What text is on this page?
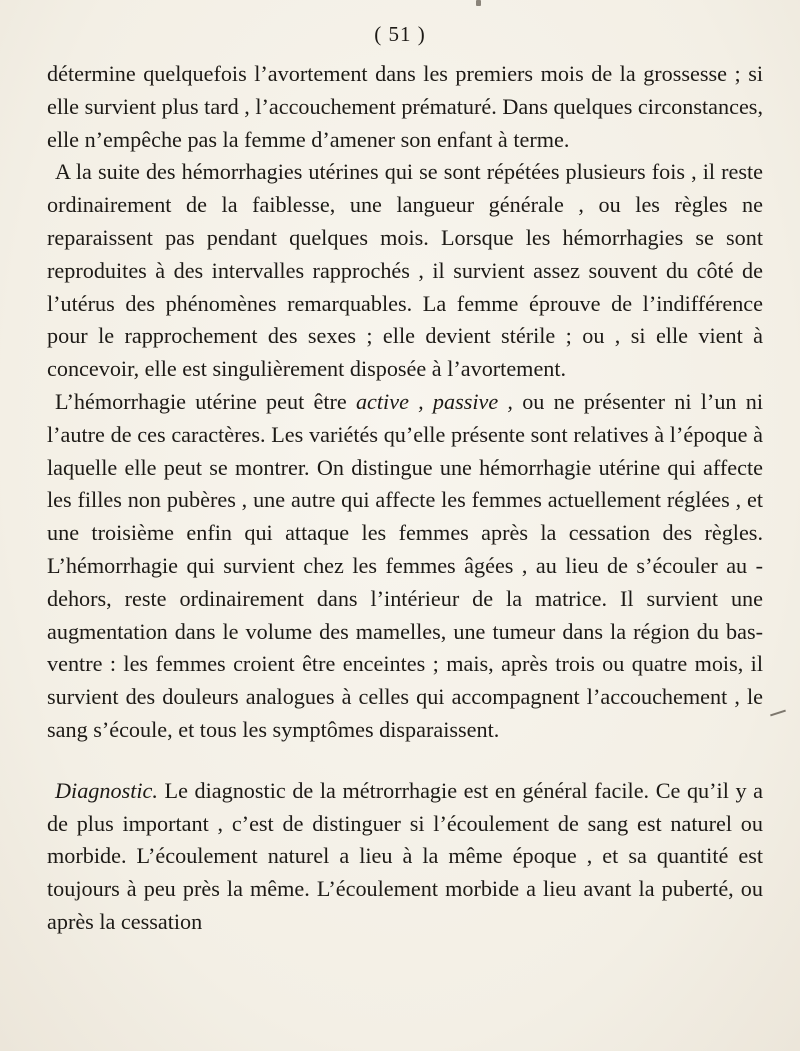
( 51 )

détermine quelquefois l’avortement dans les premiers mois de la grossesse ; si elle survient plus tard , l’accouchement prématuré. Dans quelques circonstances, elle n’empêche pas la femme d’amener son enfant à terme.

A la suite des hémorrhagies utérines qui se sont répétées plusieurs fois , il reste ordinairement de la faiblesse, une langueur générale , ou les règles ne reparaissent pas pendant quelques mois. Lorsque les hémorrhagies se sont reproduites à des intervalles rapprochés , il survient assez souvent du côté de l’utérus des phénomènes remarquables. La femme éprouve de l’indifférence pour le rapprochement des sexes ; elle devient stérile ; ou , si elle vient à concevoir, elle est singulièrement disposée à l’avortement.

L’hémorrhagie utérine peut être active , passive , ou ne présenter ni l’un ni l’autre de ces caractères. Les variétés qu’elle présente sont relatives à l’époque à laquelle elle peut se montrer. On distingue une hémorrhagie utérine qui affecte les filles non pubères , une autre qui affecte les femmes actuellement réglées , et une troisième enfin qui attaque les femmes après la cessation des règles. L’hémorrhagie qui survient chez les femmes âgées , au lieu de s’écouler au - dehors, reste ordinairement dans l’intérieur de la matrice. Il survient une augmentation dans le volume des mamelles, une tumeur dans la région du bas-ventre : les femmes croient être enceintes ; mais, après trois ou quatre mois, il survient des douleurs analogues à celles qui accompagnent l’accouchement , le sang s’écoule, et tous les symptômes disparaissent.

Diagnostic. Le diagnostic de la métrorrhagie est en général facile. Ce qu’il y a de plus important , c’est de distinguer si l’écoulement de sang est naturel ou morbide. L’écoulement naturel a lieu à la même époque , et sa quantité est toujours à peu près la même. L’écoulement morbide a lieu avant la puberté, ou après la cessation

▶ [Exercise details] Reproduce every line precisely as given, omitting all pictures.

▶ [Exercise solution]
What text is on this page?
( 51 )

détermine quelquefois l’avortement dans les premiers mois de la grossesse ; si elle survient plus tard , l’accouchement prématuré. Dans quelques circonstances, elle n’empêche pas la femme d’amener son enfant à terme.

A la suite des hémorrhagies utérines qui se sont répétées plusieurs fois , il reste ordinairement de la faiblesse, une langueur générale , ou les règles ne reparaissent pas pendant quelques mois. Lorsque les hémorrhagies se sont reproduites à des intervalles rapprochés , il survient assez souvent du côté de l’utérus des phénomènes remarquables. La femme éprouve de l’indifférence pour le rapprochement des sexes ; elle devient stérile ; ou , si elle vient à concevoir, elle est singulièrement disposée à l’avortement.

L’hémorrhagie utérine peut être active , passive , ou ne présenter ni l’un ni l’autre de ces caractères. Les variétés qu’elle présente sont relatives à l’époque à laquelle elle peut se montrer. On distingue une hémorrhagie utérine qui affecte les filles non pubères , une autre qui affecte les femmes actuellement réglées , et une troisième enfin qui attaque les femmes après la cessation des règles. L’hémorrhagie qui survient chez les femmes âgées , au lieu de s’écouler au - dehors, reste ordinairement dans l’intérieur de la matrice. Il survient une augmentation dans le volume des mamelles, une tumeur dans la région du bas-ventre : les femmes croient être enceintes ; mais, après trois ou quatre mois, il survient des douleurs analogues à celles qui accompagnent l’accouchement , le sang s’écoule, et tous les symptômes disparaissent.

Diagnostic. Le diagnostic de la métrorrhagie est en général facile. Ce qu’il y a de plus important , c’est de distinguer si l’écoulement de sang est naturel ou morbide. L’écoulement naturel a lieu à la même époque , et sa quantité est toujours à peu près la même. L’écoulement morbide a lieu avant la puberté, ou après la cessation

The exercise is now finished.